→ **Directive**: Give the material once more, word for word, without any images.

→ **Information supplied**:

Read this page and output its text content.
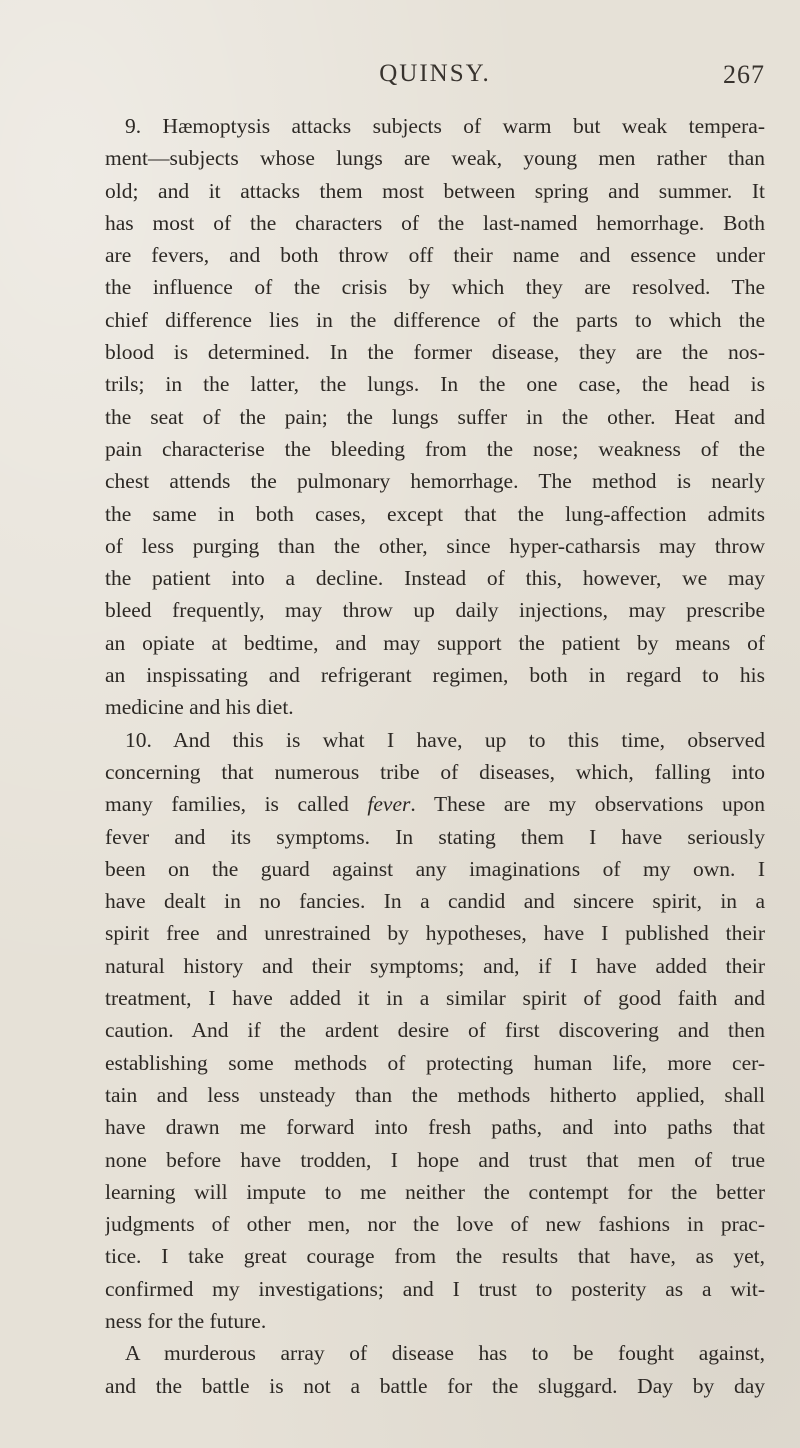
QUINSY.	267
9. Hæmoptysis attacks subjects of warm but weak tempera-
ment—subjects whose lungs are weak, young men rather than
old; and it attacks them most between spring and summer. It
has most of the characters of the last-named hemorrhage. Both
are fevers, and both throw off their name and essence under
the influence of the crisis by which they are resolved. The
chief difference lies in the difference of the parts to which the
blood is determined. In the former disease, they are the nos-
trils; in the latter, the lungs. In the one case, the head is
the seat of the pain; the lungs suffer in the other. Heat and
pain characterise the bleeding from the nose; weakness of the
chest attends the pulmonary hemorrhage. The method is nearly
the same in both cases, except that the lung-affection admits
of less purging than the other, since hyper-catharsis may throw
the patient into a decline. Instead of this, however, we may
bleed frequently, may throw up daily injections, may prescribe
an opiate at bedtime, and may support the patient by means of
an inspissating and refrigerant regimen, both in regard to his
medicine and his diet.
10. And this is what I have, up to this time, observed
concerning that numerous tribe of diseases, which, falling into
many families, is called fever. These are my observations upon
fever and its symptoms. In stating them I have seriously
been on the guard against any imaginations of my own. I
have dealt in no fancies. In a candid and sincere spirit, in a
spirit free and unrestrained by hypotheses, have I published their
natural history and their symptoms; and, if I have added their
treatment, I have added it in a similar spirit of good faith and
caution. And if the ardent desire of first discovering and then
establishing some methods of protecting human life, more cer-
tain and less unsteady than the methods hitherto applied, shall
have drawn me forward into fresh paths, and into paths that
none before have trodden, I hope and trust that men of true
learning will impute to me neither the contempt for the better
judgments of other men, nor the love of new fashions in prac-
tice. I take great courage from the results that have, as yet,
confirmed my investigations; and I trust to posterity as a wit-
ness for the future.
A murderous array of disease has to be fought against,
and the battle is not a battle for the sluggard. Day by day
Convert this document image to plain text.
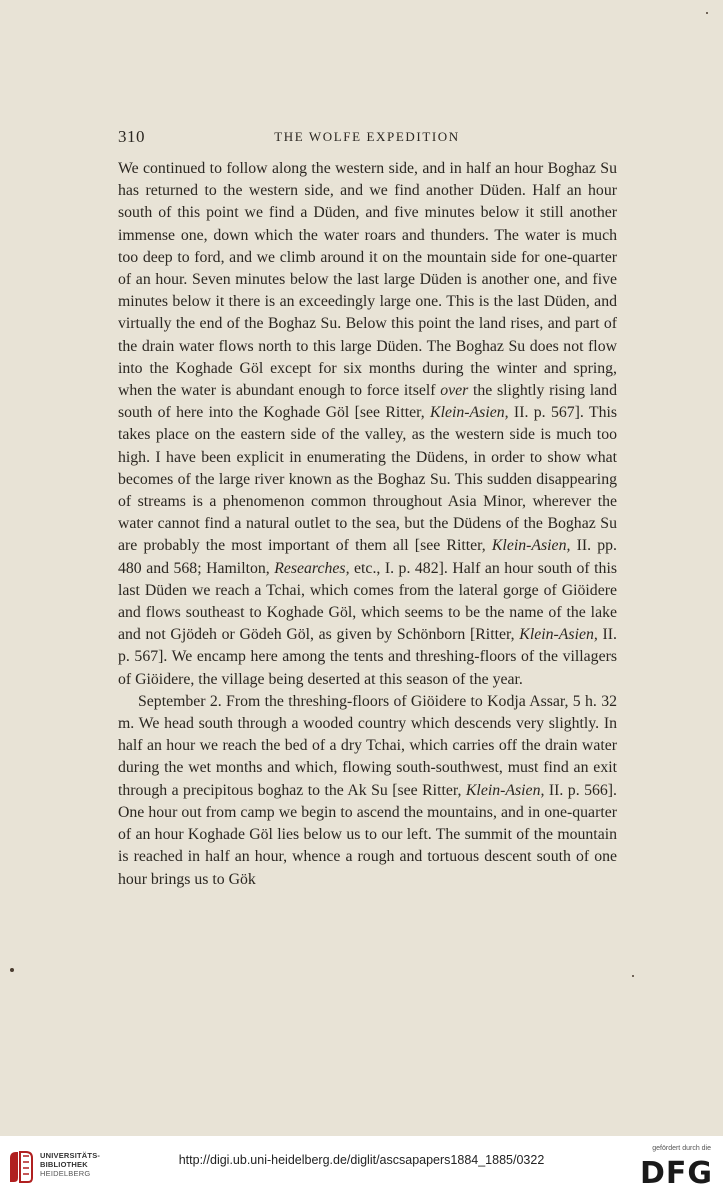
310	THE WOLFE EXPEDITION

We continued to follow along the western side, and in half an hour Boghaz Su has returned to the western side, and we find another Düden. Half an hour south of this point we find a Düden, and five minutes below it still another immense one, down which the water roars and thunders. The water is much too deep to ford, and we climb around it on the mountain side for one-quarter of an hour. Seven minutes below the last large Düden is another one, and five minutes below it there is an exceedingly large one. This is the last Düden, and virtually the end of the Boghaz Su. Below this point the land rises, and part of the drain water flows north to this large Düden. The Boghaz Su does not flow into the Koghade Göl except for six months during the winter and spring, when the water is abundant enough to force itself over the slightly rising land south of here into the Koghade Göl [see Ritter, Klein-Asien, II. p. 567]. This takes place on the eastern side of the valley, as the western side is much too high. I have been explicit in enumerating the Düdens, in order to show what becomes of the large river known as the Boghaz Su. This sudden disappearing of streams is a phenomenon common throughout Asia Minor, wherever the water cannot find a natural outlet to the sea, but the Düdens of the Boghaz Su are probably the most important of them all [see Ritter, Klein-Asien, II. pp. 480 and 568; Hamilton, Researches, etc., I. p. 482]. Half an hour south of this last Düden we reach a Tchai, which comes from the lateral gorge of Giöidere and flows southeast to Koghade Göl, which seems to be the name of the lake and not Gjödeh or Gödeh Göl, as given by Schönborn [Ritter, Klein-Asien, II. p. 567]. We encamp here among the tents and threshing-floors of the villagers of Giöidere, the village being deserted at this season of the year.

September 2. From the threshing-floors of Giöidere to Kodja Assar, 5 h. 32 m. We head south through a wooded country which descends very slightly. In half an hour we reach the bed of a dry Tchai, which carries off the drain water during the wet months and which, flowing south-southwest, must find an exit through a precipitous boghaz to the Ak Su [see Ritter, Klein-Asien, II. p. 566]. One hour out from camp we begin to ascend the mountains, and in one-quarter of an hour Koghade Göl lies below us to our left. The summit of the mountain is reached in half an hour, whence a rough and tortuous descent south of one hour brings us to Gök

UNIVERSITÄTS-
BIBLIOTHEK
HEIDELBERG
http://digi.ub.uni-heidelberg.de/diglit/ascsapapers1884_1885/0322
gefördert durch die
DFG
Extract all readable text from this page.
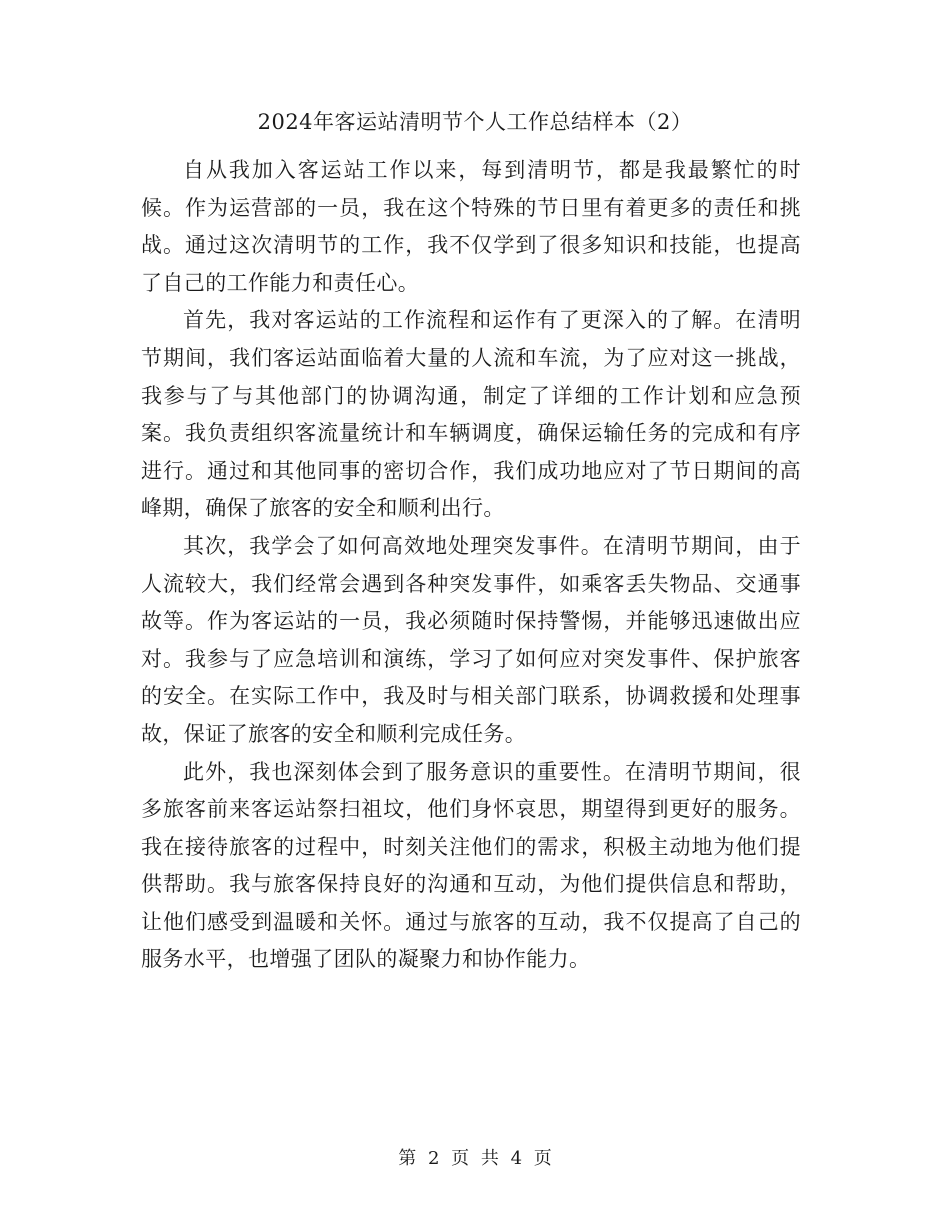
2024年客运站清明节个人工作总结样本（2）

自从我加入客运站工作以来，每到清明节，都是我最繁忙的时候。作为运营部的一员，我在这个特殊的节日里有着更多的责任和挑战。通过这次清明节的工作，我不仅学到了很多知识和技能，也提高了自己的工作能力和责任心。

首先，我对客运站的工作流程和运作有了更深入的了解。在清明节期间，我们客运站面临着大量的人流和车流，为了应对这一挑战，我参与了与其他部门的协调沟通，制定了详细的工作计划和应急预案。我负责组织客流量统计和车辆调度，确保运输任务的完成和有序进行。通过和其他同事的密切合作，我们成功地应对了节日期间的高峰期，确保了旅客的安全和顺利出行。

其次，我学会了如何高效地处理突发事件。在清明节期间，由于人流较大，我们经常会遇到各种突发事件，如乘客丢失物品、交通事故等。作为客运站的一员，我必须随时保持警惕，并能够迅速做出应对。我参与了应急培训和演练，学习了如何应对突发事件、保护旅客的安全。在实际工作中，我及时与相关部门联系，协调救援和处理事故，保证了旅客的安全和顺利完成任务。

此外，我也深刻体会到了服务意识的重要性。在清明节期间，很多旅客前来客运站祭扫祖坟，他们身怀哀思，期望得到更好的服务。我在接待旅客的过程中，时刻关注他们的需求，积极主动地为他们提供帮助。我与旅客保持良好的沟通和互动，为他们提供信息和帮助，让他们感受到温暖和关怀。通过与旅客的互动，我不仅提高了自己的服务水平，也增强了团队的凝聚力和协作能力。

第 2 页 共 4 页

→ **Exercise output**:
Read this page and output its text content.
QUINSY.	267
9. Hæmoptysis attacks subjects of warm but weak tempera-
ment—subjects whose lungs are weak, young men rather than
old; and it attacks them most between spring and summer. It
has most of the characters of the last-named hemorrhage. Both
are fevers, and both throw off their name and essence under
the influence of the crisis by which they are resolved. The
chief difference lies in the difference of the parts to which the
blood is determined. In the former disease, they are the nos-
trils; in the latter, the lungs. In the one case, the head is
the seat of the pain; the lungs suffer in the other. Heat and
pain characterise the bleeding from the nose; weakness of the
chest attends the pulmonary hemorrhage. The method is nearly
the same in both cases, except that the lung-affection admits
of less purging than the other, since hyper-catharsis may throw
the patient into a decline. Instead of this, however, we may
bleed frequently, may throw up daily injections, may prescribe
an opiate at bedtime, and may support the patient by means of
an inspissating and refrigerant regimen, both in regard to his
medicine and his diet.
10. And this is what I have, up to this time, observed
concerning that numerous tribe of diseases, which, falling into
many families, is called fever. These are my observations upon
fever and its symptoms. In stating them I have seriously
been on the guard against any imaginations of my own. I
have dealt in no fancies. In a candid and sincere spirit, in a
spirit free and unrestrained by hypotheses, have I published their
natural history and their symptoms; and, if I have added their
treatment, I have added it in a similar spirit of good faith and
caution. And if the ardent desire of first discovering and then
establishing some methods of protecting human life, more cer-
tain and less unsteady than the methods hitherto applied, shall
have drawn me forward into fresh paths, and into paths that
none before have trodden, I hope and trust that men of true
learning will impute to me neither the contempt for the better
judgments of other men, nor the love of new fashions in prac-
tice. I take great courage from the results that have, as yet,
confirmed my investigations; and I trust to posterity as a wit-
ness for the future.
A murderous array of disease has to be fought against,
and the battle is not a battle for the sluggard. Day by day
Convert this document image to plain text.
310	THE WOLFE EXPEDITION

We continued to follow along the western side, and in half an hour Boghaz Su has returned to the western side, and we find another Düden. Half an hour south of this point we find a Düden, and five minutes below it still another immense one, down which the water roars and thunders. The water is much too deep to ford, and we climb around it on the mountain side for one-quarter of an hour. Seven minutes below the last large Düden is another one, and five minutes below it there is an exceedingly large one. This is the last Düden, and virtually the end of the Boghaz Su. Below this point the land rises, and part of the drain water flows north to this large Düden. The Boghaz Su does not flow into the Koghade Göl except for six months during the winter and spring, when the water is abundant enough to force itself over the slightly rising land south of here into the Koghade Göl [see Ritter, Klein-Asien, II. p. 567]. This takes place on the eastern side of the valley, as the western side is much too high. I have been explicit in enumerating the Düdens, in order to show what becomes of the large river known as the Boghaz Su. This sudden disappearing of streams is a phenomenon common throughout Asia Minor, wherever the water cannot find a natural outlet to the sea, but the Düdens of the Boghaz Su are probably the most important of them all [see Ritter, Klein-Asien, II. pp. 480 and 568; Hamilton, Researches, etc., I. p. 482]. Half an hour south of this last Düden we reach a Tchai, which comes from the lateral gorge of Giöidere and flows southeast to Koghade Göl, which seems to be the name of the lake and not Gjödeh or Gödeh Göl, as given by Schönborn [Ritter, Klein-Asien, II. p. 567]. We encamp here among the tents and threshing-floors of the villagers of Giöidere, the village being deserted at this season of the year.

September 2. From the threshing-floors of Giöidere to Kodja Assar, 5 h. 32 m. We head south through a wooded country which descends very slightly. In half an hour we reach the bed of a dry Tchai, which carries off the drain water during the wet months and which, flowing south-southwest, must find an exit through a precipitous boghaz to the Ak Su [see Ritter, Klein-Asien, II. p. 566]. One hour out from camp we begin to ascend the mountains, and in one-quarter of an hour Koghade Göl lies below us to our left. The summit of the mountain is reached in half an hour, whence a rough and tortuous descent south of one hour brings us to Gök

UNIVERSITÄTS-
BIBLIOTHEK
HEIDELBERG
http://digi.ub.uni-heidelberg.de/diglit/ascsapapers1884_1885/0322
gefördert durch die
DFG
Extract all readable text from this page.
2024年客运站清明节个人工作总结样本（2）

自从我加入客运站工作以来，每到清明节，都是我最繁忙的时候。作为运营部的一员，我在这个特殊的节日里有着更多的责任和挑战。通过这次清明节的工作，我不仅学到了很多知识和技能，也提高了自己的工作能力和责任心。

首先，我对客运站的工作流程和运作有了更深入的了解。在清明节期间，我们客运站面临着大量的人流和车流，为了应对这一挑战，我参与了与其他部门的协调沟通，制定了详细的工作计划和应急预案。我负责组织客流量统计和车辆调度，确保运输任务的完成和有序进行。通过和其他同事的密切合作，我们成功地应对了节日期间的高峰期，确保了旅客的安全和顺利出行。

其次，我学会了如何高效地处理突发事件。在清明节期间，由于人流较大，我们经常会遇到各种突发事件，如乘客丢失物品、交通事故等。作为客运站的一员，我必须随时保持警惕，并能够迅速做出应对。我参与了应急培训和演练，学习了如何应对突发事件、保护旅客的安全。在实际工作中，我及时与相关部门联系，协调救援和处理事故，保证了旅客的安全和顺利完成任务。

此外，我也深刻体会到了服务意识的重要性。在清明节期间，很多旅客前来客运站祭扫祖坟，他们身怀哀思，期望得到更好的服务。我在接待旅客的过程中，时刻关注他们的需求，积极主动地为他们提供帮助。我与旅客保持良好的沟通和互动，为他们提供信息和帮助，让他们感受到温暖和关怀。通过与旅客的互动，我不仅提高了自己的服务水平，也增强了团队的凝聚力和协作能力。

第 2 页 共 4 页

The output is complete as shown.